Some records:
◆ ◆ ◆

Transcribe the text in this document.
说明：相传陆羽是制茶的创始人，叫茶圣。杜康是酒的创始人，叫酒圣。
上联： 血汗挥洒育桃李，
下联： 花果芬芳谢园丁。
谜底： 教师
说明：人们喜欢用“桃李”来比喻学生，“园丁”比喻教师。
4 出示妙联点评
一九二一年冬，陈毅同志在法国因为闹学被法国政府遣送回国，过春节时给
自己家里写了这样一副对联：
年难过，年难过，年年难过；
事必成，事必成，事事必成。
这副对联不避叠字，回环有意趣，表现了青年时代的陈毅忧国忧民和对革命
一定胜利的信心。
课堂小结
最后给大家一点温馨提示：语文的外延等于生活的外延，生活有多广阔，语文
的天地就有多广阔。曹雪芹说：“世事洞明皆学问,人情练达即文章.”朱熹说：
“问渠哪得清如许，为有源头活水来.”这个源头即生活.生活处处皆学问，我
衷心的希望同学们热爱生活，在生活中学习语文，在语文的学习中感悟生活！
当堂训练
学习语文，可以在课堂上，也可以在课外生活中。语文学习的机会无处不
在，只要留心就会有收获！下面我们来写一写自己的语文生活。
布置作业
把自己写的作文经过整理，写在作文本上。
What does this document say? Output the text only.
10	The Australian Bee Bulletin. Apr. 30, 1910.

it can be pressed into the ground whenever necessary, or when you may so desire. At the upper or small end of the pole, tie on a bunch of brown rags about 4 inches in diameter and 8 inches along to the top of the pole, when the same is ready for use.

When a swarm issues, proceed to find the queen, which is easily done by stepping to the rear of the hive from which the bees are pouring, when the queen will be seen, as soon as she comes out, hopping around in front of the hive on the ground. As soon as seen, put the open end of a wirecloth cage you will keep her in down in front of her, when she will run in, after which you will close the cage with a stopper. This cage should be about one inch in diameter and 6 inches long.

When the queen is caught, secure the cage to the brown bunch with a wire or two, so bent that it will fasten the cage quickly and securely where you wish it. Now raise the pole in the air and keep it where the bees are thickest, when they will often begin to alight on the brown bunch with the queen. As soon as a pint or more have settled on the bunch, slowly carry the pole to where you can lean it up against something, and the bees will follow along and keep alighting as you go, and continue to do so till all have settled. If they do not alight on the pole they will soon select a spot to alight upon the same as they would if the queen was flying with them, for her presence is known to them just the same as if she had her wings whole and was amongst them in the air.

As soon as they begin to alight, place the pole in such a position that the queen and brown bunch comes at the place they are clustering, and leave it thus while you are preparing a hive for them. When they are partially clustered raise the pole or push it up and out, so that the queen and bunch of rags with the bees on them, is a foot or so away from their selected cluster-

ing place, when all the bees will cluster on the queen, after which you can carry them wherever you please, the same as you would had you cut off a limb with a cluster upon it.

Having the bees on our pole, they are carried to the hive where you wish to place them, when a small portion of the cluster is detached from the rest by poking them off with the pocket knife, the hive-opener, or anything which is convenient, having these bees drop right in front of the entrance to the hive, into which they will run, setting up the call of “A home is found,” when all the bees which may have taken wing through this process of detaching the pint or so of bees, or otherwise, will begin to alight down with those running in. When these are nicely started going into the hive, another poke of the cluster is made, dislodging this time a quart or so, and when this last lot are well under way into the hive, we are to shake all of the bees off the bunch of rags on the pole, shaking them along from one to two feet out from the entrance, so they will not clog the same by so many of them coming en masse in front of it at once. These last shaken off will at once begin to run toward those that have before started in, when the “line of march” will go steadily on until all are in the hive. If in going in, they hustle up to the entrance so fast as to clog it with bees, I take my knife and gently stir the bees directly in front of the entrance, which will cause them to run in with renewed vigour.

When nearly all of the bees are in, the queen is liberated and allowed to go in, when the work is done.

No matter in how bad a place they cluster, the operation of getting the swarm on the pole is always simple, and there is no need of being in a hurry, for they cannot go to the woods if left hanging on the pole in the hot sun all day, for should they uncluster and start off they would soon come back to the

◆ ◆ ◆

How many lines of these entries hold the string "raise"? Answer with the number alone.

**Response to the exercise**
2